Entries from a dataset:
+--
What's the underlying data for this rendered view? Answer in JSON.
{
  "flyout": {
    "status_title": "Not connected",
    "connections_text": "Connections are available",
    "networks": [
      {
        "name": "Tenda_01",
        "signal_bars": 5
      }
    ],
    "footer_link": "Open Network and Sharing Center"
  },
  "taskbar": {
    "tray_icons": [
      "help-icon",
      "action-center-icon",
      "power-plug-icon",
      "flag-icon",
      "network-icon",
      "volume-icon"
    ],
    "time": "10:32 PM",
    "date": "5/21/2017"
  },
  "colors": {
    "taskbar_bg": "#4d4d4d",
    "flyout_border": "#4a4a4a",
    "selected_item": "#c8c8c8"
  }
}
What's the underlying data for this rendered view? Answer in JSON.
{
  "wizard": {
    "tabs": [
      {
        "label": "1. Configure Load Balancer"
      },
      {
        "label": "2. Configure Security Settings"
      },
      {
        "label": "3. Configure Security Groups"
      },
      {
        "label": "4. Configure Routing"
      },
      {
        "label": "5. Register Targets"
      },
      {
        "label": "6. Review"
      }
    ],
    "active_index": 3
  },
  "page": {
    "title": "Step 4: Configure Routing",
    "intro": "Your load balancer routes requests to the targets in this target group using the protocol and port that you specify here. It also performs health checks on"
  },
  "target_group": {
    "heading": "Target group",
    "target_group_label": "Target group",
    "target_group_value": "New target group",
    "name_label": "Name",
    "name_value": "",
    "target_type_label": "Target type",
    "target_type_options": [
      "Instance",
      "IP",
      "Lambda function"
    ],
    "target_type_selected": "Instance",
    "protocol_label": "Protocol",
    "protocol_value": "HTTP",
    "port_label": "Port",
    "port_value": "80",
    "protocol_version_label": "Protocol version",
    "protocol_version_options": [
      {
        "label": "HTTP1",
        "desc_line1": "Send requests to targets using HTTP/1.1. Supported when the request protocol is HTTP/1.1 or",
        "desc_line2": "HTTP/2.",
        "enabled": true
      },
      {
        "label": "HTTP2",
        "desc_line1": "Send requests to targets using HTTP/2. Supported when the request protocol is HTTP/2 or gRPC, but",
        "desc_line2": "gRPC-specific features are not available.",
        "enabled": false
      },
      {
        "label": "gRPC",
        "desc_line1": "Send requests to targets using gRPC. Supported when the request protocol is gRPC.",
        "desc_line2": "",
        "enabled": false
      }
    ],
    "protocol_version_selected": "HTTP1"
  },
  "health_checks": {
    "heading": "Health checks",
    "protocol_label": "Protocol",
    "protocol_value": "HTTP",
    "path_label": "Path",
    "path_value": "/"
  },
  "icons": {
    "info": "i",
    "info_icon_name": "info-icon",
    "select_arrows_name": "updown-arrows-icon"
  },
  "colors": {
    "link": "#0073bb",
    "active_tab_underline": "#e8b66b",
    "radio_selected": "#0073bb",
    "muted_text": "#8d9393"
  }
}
+--
Extract the whole listing, character for character.

What's the underlying data for this rendered view? Answer in JSON.
{
  "flyout": {
    "status_title": "Not connected",
    "connections_text": "Connections are available",
    "networks": [
      {
        "name": "Tenda_01",
        "signal_bars": 5
      }
    ],
    "footer_link": "Open Network and Sharing Center"
  },
  "taskbar": {
    "tray_icons": [
      "help-icon",
      "action-center-icon",
      "power-plug-icon",
      "flag-icon",
      "network-icon",
      "volume-icon"
    ],
    "time": "10:32 PM",
    "date": "5/21/2017"
  },
  "colors": {
    "taskbar_bg": "#4d4d4d",
    "flyout_border": "#4a4a4a",
    "selected_item": "#c8c8c8"
  }
}
What's the underlying data for this rendered view? Answer in JSON.
{
  "wizard": {
    "tabs": [
      {
        "label": "1. Configure Load Balancer"
      },
      {
        "label": "2. Configure Security Settings"
      },
      {
        "label": "3. Configure Security Groups"
      },
      {
        "label": "4. Configure Routing"
      },
      {
        "label": "5. Register Targets"
      },
      {
        "label": "6. Review"
      }
    ],
    "active_index": 3
  },
  "page": {
    "title": "Step 4: Configure Routing",
    "intro": "Your load balancer routes requests to the targets in this target group using the protocol and port that you specify here. It also performs health checks on"
  },
  "target_group": {
    "heading": "Target group",
    "target_group_label": "Target group",
    "target_group_value": "New target group",
    "name_label": "Name",
    "name_value": "",
    "target_type_label": "Target type",
    "target_type_options": [
      "Instance",
      "IP",
      "Lambda function"
    ],
    "target_type_selected": "Instance",
    "protocol_label": "Protocol",
    "protocol_value": "HTTP",
    "port_label": "Port",
    "port_value": "80",
    "protocol_version_label": "Protocol version",
    "protocol_version_options": [
      {
        "label": "HTTP1",
        "desc_line1": "Send requests to targets using HTTP/1.1. Supported when the request protocol is HTTP/1.1 or",
        "desc_line2": "HTTP/2.",
        "enabled": true
      },
      {
        "label": "HTTP2",
        "desc_line1": "Send requests to targets using HTTP/2. Supported when the request protocol is HTTP/2 or gRPC, but",
        "desc_line2": "gRPC-specific features are not available.",
        "enabled": false
      },
      {
        "label": "gRPC",
        "desc_line1": "Send requests to targets using gRPC. Supported when the request protocol is gRPC.",
        "desc_line2": "",
        "enabled": false
      }
    ],
    "protocol_version_selected": "HTTP1"
  },
  "health_checks": {
    "heading": "Health checks",
    "protocol_label": "Protocol",
    "protocol_value": "HTTP",
    "path_label": "Path",
    "path_value": "/"
  },
  "icons": {
    "info": "i",
    "info_icon_name": "info-icon",
    "select_arrows_name": "updown-arrows-icon"
  },
  "colors": {
    "link": "#0073bb",
    "active_tab_underline": "#e8b66b",
    "radio_selected": "#0073bb",
    "muted_text": "#8d9393"
  }
}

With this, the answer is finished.